Copy out each line in the material below that has the word "name".

..........

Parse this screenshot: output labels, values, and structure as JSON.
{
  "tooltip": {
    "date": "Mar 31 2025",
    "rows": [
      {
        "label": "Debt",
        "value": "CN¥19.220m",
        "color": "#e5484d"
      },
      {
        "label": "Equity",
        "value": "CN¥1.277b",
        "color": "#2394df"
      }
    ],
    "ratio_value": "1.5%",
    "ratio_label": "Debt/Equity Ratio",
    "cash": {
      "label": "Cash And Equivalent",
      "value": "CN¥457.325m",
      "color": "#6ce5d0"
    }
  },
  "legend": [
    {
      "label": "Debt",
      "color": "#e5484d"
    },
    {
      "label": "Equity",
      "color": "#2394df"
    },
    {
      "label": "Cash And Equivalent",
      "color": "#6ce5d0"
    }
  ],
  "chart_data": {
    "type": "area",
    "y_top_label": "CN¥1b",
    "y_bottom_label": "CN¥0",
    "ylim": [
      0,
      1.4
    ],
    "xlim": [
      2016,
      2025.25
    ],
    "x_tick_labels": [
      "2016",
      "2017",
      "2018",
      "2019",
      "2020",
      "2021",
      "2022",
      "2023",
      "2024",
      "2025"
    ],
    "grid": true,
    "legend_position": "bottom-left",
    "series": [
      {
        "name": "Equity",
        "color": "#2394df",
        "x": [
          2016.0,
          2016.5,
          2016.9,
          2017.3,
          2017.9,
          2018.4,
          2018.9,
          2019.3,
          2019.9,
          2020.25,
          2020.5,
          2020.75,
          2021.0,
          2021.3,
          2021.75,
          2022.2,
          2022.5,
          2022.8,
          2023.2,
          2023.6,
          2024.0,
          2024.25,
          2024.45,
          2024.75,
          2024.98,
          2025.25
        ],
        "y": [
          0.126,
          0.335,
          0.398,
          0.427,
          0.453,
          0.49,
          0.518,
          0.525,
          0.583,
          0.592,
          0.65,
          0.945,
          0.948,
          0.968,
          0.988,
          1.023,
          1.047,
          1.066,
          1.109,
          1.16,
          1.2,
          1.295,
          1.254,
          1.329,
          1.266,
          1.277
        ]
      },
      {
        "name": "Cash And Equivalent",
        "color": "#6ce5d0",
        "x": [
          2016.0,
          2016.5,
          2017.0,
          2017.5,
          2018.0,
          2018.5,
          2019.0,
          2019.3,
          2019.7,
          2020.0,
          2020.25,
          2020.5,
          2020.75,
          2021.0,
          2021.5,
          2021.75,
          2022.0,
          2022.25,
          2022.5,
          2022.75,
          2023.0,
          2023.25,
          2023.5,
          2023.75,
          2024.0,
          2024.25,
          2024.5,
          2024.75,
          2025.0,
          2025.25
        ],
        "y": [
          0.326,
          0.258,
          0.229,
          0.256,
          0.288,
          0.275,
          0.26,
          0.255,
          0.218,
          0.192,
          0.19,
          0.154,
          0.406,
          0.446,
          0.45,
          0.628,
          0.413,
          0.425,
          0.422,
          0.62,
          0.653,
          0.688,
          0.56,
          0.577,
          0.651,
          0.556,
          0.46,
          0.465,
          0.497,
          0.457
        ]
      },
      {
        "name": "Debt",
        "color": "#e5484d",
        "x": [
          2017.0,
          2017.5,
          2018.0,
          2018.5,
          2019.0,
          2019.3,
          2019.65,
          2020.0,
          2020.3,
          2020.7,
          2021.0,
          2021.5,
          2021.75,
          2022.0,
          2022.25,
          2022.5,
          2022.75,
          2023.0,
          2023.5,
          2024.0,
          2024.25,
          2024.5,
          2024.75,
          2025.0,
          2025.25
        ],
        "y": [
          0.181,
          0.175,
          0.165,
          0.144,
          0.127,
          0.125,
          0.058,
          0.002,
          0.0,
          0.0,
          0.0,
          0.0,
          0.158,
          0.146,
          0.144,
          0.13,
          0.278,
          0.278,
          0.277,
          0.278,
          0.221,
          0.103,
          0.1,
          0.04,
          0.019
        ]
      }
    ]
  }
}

..........

Answer to the task:
        "name": "Equity",
        "name": "Cash And Equivalent",
        "name": "Debt",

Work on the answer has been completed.